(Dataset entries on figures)
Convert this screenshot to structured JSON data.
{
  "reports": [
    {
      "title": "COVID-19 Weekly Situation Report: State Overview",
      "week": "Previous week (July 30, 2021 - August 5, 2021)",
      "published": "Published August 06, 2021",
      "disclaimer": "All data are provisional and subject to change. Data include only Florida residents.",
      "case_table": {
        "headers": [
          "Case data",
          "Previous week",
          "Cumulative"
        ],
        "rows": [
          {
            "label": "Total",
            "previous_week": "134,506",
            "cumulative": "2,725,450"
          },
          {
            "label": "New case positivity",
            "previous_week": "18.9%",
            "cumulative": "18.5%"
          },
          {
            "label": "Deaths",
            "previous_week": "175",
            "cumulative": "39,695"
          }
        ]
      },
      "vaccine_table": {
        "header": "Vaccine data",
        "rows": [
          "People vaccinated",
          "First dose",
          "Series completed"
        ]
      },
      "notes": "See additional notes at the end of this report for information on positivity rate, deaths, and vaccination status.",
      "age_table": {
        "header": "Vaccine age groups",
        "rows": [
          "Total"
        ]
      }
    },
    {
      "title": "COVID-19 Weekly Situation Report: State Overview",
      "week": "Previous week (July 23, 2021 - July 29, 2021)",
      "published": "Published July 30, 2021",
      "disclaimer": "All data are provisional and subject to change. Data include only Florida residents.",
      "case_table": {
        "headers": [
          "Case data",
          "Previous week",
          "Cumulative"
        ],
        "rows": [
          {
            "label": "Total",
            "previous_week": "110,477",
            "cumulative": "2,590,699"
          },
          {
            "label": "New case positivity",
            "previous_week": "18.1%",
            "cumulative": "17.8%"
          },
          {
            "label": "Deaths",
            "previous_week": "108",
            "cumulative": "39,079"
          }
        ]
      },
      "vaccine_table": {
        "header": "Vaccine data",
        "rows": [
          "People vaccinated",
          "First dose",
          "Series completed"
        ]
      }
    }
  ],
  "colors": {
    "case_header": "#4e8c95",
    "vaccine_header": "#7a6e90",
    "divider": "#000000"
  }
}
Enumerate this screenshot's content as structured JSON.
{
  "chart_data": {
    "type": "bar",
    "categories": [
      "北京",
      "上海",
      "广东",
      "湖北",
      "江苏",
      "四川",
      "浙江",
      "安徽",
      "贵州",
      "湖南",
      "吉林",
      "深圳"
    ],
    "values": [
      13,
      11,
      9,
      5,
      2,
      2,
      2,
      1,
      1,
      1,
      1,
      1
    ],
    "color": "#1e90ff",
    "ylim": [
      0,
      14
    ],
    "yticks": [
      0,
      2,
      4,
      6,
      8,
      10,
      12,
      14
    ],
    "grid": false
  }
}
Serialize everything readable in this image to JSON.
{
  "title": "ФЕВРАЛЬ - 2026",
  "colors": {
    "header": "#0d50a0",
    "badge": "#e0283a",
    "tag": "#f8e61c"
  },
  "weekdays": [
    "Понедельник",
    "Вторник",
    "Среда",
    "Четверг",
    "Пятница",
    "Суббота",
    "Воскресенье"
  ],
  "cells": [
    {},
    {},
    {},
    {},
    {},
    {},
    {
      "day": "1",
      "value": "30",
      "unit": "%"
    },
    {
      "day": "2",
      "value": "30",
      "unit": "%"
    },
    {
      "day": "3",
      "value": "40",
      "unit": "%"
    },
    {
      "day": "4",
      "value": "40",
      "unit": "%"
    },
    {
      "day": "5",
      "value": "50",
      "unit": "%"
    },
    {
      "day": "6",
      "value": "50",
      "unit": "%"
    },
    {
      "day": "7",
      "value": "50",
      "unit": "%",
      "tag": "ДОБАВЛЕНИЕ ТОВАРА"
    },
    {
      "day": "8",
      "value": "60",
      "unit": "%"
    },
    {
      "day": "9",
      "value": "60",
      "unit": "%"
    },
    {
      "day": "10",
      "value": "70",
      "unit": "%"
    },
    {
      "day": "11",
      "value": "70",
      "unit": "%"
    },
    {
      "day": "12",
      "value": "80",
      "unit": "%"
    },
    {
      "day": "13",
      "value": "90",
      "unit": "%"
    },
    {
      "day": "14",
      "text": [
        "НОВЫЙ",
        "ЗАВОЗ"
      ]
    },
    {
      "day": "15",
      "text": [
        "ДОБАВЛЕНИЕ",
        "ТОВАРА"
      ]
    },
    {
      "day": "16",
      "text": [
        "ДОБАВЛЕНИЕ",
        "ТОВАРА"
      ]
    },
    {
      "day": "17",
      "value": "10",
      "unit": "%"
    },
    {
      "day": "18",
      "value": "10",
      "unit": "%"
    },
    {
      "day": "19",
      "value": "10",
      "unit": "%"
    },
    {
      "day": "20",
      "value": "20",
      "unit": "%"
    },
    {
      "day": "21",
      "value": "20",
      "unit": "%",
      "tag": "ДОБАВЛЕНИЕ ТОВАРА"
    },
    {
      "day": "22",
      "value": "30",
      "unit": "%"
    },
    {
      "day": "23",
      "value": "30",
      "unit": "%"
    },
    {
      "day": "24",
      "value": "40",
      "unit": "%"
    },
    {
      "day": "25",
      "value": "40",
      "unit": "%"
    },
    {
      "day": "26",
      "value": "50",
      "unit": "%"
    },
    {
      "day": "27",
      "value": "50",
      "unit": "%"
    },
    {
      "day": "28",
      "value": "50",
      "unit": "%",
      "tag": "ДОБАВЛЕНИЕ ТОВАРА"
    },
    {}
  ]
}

▸ **What the task requires**:
Reproduce the complete data exactly as presented above.

▸ **Correct output**:
Convert this screenshot to structured JSON data.
{
  "reports": [
    {
      "title": "COVID-19 Weekly Situation Report: State Overview",
      "week": "Previous week (July 30, 2021 - August 5, 2021)",
      "published": "Published August 06, 2021",
      "disclaimer": "All data are provisional and subject to change. Data include only Florida residents.",
      "case_table": {
        "headers": [
          "Case data",
          "Previous week",
          "Cumulative"
        ],
        "rows": [
          {
            "label": "Total",
            "previous_week": "134,506",
            "cumulative": "2,725,450"
          },
          {
            "label": "New case positivity",
            "previous_week": "18.9%",
            "cumulative": "18.5%"
          },
          {
            "label": "Deaths",
            "previous_week": "175",
            "cumulative": "39,695"
          }
        ]
      },
      "vaccine_table": {
        "header": "Vaccine data",
        "rows": [
          "People vaccinated",
          "First dose",
          "Series completed"
        ]
      },
      "notes": "See additional notes at the end of this report for information on positivity rate, deaths, and vaccination status.",
      "age_table": {
        "header": "Vaccine age groups",
        "rows": [
          "Total"
        ]
      }
    },
    {
      "title": "COVID-19 Weekly Situation Report: State Overview",
      "week": "Previous week (July 23, 2021 - July 29, 2021)",
      "published": "Published July 30, 2021",
      "disclaimer": "All data are provisional and subject to change. Data include only Florida residents.",
      "case_table": {
        "headers": [
          "Case data",
          "Previous week",
          "Cumulative"
        ],
        "rows": [
          {
            "label": "Total",
            "previous_week": "110,477",
            "cumulative": "2,590,699"
          },
          {
            "label": "New case positivity",
            "previous_week": "18.1%",
            "cumulative": "17.8%"
          },
          {
            "label": "Deaths",
            "previous_week": "108",
            "cumulative": "39,079"
          }
        ]
      },
      "vaccine_table": {
        "header": "Vaccine data",
        "rows": [
          "People vaccinated",
          "First dose",
          "Series completed"
        ]
      }
    }
  ],
  "colors": {
    "case_header": "#4e8c95",
    "vaccine_header": "#7a6e90",
    "divider": "#000000"
  }
}
Enumerate this screenshot's content as structured JSON.
{
  "chart_data": {
    "type": "bar",
    "categories": [
      "北京",
      "上海",
      "广东",
      "湖北",
      "江苏",
      "四川",
      "浙江",
      "安徽",
      "贵州",
      "湖南",
      "吉林",
      "深圳"
    ],
    "values": [
      13,
      11,
      9,
      5,
      2,
      2,
      2,
      1,
      1,
      1,
      1,
      1
    ],
    "color": "#1e90ff",
    "ylim": [
      0,
      14
    ],
    "yticks": [
      0,
      2,
      4,
      6,
      8,
      10,
      12,
      14
    ],
    "grid": false
  }
}
Serialize everything readable in this image to JSON.
{
  "title": "ФЕВРАЛЬ - 2026",
  "colors": {
    "header": "#0d50a0",
    "badge": "#e0283a",
    "tag": "#f8e61c"
  },
  "weekdays": [
    "Понедельник",
    "Вторник",
    "Среда",
    "Четверг",
    "Пятница",
    "Суббота",
    "Воскресенье"
  ],
  "cells": [
    {},
    {},
    {},
    {},
    {},
    {},
    {
      "day": "1",
      "value": "30",
      "unit": "%"
    },
    {
      "day": "2",
      "value": "30",
      "unit": "%"
    },
    {
      "day": "3",
      "value": "40",
      "unit": "%"
    },
    {
      "day": "4",
      "value": "40",
      "unit": "%"
    },
    {
      "day": "5",
      "value": "50",
      "unit": "%"
    },
    {
      "day": "6",
      "value": "50",
      "unit": "%"
    },
    {
      "day": "7",
      "value": "50",
      "unit": "%",
      "tag": "ДОБАВЛЕНИЕ ТОВАРА"
    },
    {
      "day": "8",
      "value": "60",
      "unit": "%"
    },
    {
      "day": "9",
      "value": "60",
      "unit": "%"
    },
    {
      "day": "10",
      "value": "70",
      "unit": "%"
    },
    {
      "day": "11",
      "value": "70",
      "unit": "%"
    },
    {
      "day": "12",
      "value": "80",
      "unit": "%"
    },
    {
      "day": "13",
      "value": "90",
      "unit": "%"
    },
    {
      "day": "14",
      "text": [
        "НОВЫЙ",
        "ЗАВОЗ"
      ]
    },
    {
      "day": "15",
      "text": [
        "ДОБАВЛЕНИЕ",
        "ТОВАРА"
      ]
    },
    {
      "day": "16",
      "text": [
        "ДОБАВЛЕНИЕ",
        "ТОВАРА"
      ]
    },
    {
      "day": "17",
      "value": "10",
      "unit": "%"
    },
    {
      "day": "18",
      "value": "10",
      "unit": "%"
    },
    {
      "day": "19",
      "value": "10",
      "unit": "%"
    },
    {
      "day": "20",
      "value": "20",
      "unit": "%"
    },
    {
      "day": "21",
      "value": "20",
      "unit": "%",
      "tag": "ДОБАВЛЕНИЕ ТОВАРА"
    },
    {
      "day": "22",
      "value": "30",
      "unit": "%"
    },
    {
      "day": "23",
      "value": "30",
      "unit": "%"
    },
    {
      "day": "24",
      "value": "40",
      "unit": "%"
    },
    {
      "day": "25",
      "value": "40",
      "unit": "%"
    },
    {
      "day": "26",
      "value": "50",
      "unit": "%"
    },
    {
      "day": "27",
      "value": "50",
      "unit": "%"
    },
    {
      "day": "28",
      "value": "50",
      "unit": "%",
      "tag": "ДОБАВЛЕНИЕ ТОВАРА"
    },
    {}
  ]
}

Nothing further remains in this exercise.